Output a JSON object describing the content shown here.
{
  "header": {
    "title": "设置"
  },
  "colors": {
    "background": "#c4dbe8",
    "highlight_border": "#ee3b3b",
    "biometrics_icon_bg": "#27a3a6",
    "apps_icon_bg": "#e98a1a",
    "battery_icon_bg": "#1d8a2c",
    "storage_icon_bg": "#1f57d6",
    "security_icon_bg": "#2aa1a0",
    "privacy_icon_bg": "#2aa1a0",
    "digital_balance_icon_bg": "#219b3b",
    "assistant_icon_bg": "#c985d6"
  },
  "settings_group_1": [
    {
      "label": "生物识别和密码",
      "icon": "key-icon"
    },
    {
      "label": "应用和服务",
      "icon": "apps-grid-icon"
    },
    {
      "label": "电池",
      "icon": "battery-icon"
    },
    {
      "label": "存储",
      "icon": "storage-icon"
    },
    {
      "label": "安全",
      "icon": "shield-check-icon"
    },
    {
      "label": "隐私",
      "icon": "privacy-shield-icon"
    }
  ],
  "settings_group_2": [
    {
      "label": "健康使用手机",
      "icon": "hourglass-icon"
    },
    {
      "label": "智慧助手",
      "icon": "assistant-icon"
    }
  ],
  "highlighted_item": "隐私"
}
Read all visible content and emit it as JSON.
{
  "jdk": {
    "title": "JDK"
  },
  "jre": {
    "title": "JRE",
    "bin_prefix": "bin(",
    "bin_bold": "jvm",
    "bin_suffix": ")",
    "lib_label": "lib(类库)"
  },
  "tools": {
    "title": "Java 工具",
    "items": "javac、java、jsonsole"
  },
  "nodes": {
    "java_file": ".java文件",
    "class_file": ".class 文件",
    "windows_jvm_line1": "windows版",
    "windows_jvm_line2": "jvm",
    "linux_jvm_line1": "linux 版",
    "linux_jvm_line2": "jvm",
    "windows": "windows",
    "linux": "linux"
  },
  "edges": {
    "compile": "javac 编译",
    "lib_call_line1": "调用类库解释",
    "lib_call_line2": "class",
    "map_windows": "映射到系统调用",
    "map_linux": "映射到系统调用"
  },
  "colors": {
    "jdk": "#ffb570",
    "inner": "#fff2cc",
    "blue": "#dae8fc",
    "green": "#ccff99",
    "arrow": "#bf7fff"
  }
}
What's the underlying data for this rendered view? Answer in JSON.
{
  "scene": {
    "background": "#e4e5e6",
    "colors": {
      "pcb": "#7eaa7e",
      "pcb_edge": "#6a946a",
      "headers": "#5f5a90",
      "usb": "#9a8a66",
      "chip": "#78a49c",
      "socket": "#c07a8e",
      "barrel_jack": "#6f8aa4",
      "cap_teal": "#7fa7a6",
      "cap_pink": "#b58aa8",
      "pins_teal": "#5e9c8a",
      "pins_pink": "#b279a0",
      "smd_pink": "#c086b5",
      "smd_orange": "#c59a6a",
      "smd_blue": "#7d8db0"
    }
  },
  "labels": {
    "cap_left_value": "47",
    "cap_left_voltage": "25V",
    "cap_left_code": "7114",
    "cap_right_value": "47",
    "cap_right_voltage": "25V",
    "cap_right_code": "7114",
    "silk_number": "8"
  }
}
○ ○ ○ ○ ○
Every entry in the listing must be retyped exactly.

Output a JSON object describing the content shown here.
{
  "header": {
    "title": "设置"
  },
  "colors": {
    "background": "#c4dbe8",
    "highlight_border": "#ee3b3b",
    "biometrics_icon_bg": "#27a3a6",
    "apps_icon_bg": "#e98a1a",
    "battery_icon_bg": "#1d8a2c",
    "storage_icon_bg": "#1f57d6",
    "security_icon_bg": "#2aa1a0",
    "privacy_icon_bg": "#2aa1a0",
    "digital_balance_icon_bg": "#219b3b",
    "assistant_icon_bg": "#c985d6"
  },
  "settings_group_1": [
    {
      "label": "生物识别和密码",
      "icon": "key-icon"
    },
    {
      "label": "应用和服务",
      "icon": "apps-grid-icon"
    },
    {
      "label": "电池",
      "icon": "battery-icon"
    },
    {
      "label": "存储",
      "icon": "storage-icon"
    },
    {
      "label": "安全",
      "icon": "shield-check-icon"
    },
    {
      "label": "隐私",
      "icon": "privacy-shield-icon"
    }
  ],
  "settings_group_2": [
    {
      "label": "健康使用手机",
      "icon": "hourglass-icon"
    },
    {
      "label": "智慧助手",
      "icon": "assistant-icon"
    }
  ],
  "highlighted_item": "隐私"
}
Read all visible content and emit it as JSON.
{
  "jdk": {
    "title": "JDK"
  },
  "jre": {
    "title": "JRE",
    "bin_prefix": "bin(",
    "bin_bold": "jvm",
    "bin_suffix": ")",
    "lib_label": "lib(类库)"
  },
  "tools": {
    "title": "Java 工具",
    "items": "javac、java、jsonsole"
  },
  "nodes": {
    "java_file": ".java文件",
    "class_file": ".class 文件",
    "windows_jvm_line1": "windows版",
    "windows_jvm_line2": "jvm",
    "linux_jvm_line1": "linux 版",
    "linux_jvm_line2": "jvm",
    "windows": "windows",
    "linux": "linux"
  },
  "edges": {
    "compile": "javac 编译",
    "lib_call_line1": "调用类库解释",
    "lib_call_line2": "class",
    "map_windows": "映射到系统调用",
    "map_linux": "映射到系统调用"
  },
  "colors": {
    "jdk": "#ffb570",
    "inner": "#fff2cc",
    "blue": "#dae8fc",
    "green": "#ccff99",
    "arrow": "#bf7fff"
  }
}
What's the underlying data for this rendered view? Answer in JSON.
{
  "scene": {
    "background": "#e4e5e6",
    "colors": {
      "pcb": "#7eaa7e",
      "pcb_edge": "#6a946a",
      "headers": "#5f5a90",
      "usb": "#9a8a66",
      "chip": "#78a49c",
      "socket": "#c07a8e",
      "barrel_jack": "#6f8aa4",
      "cap_teal": "#7fa7a6",
      "cap_pink": "#b58aa8",
      "pins_teal": "#5e9c8a",
      "pins_pink": "#b279a0",
      "smd_pink": "#c086b5",
      "smd_orange": "#c59a6a",
      "smd_blue": "#7d8db0"
    }
  },
  "labels": {
    "cap_left_value": "47",
    "cap_left_voltage": "25V",
    "cap_left_code": "7114",
    "cap_right_value": "47",
    "cap_right_voltage": "25V",
    "cap_right_code": "7114",
    "silk_number": "8"
  }
}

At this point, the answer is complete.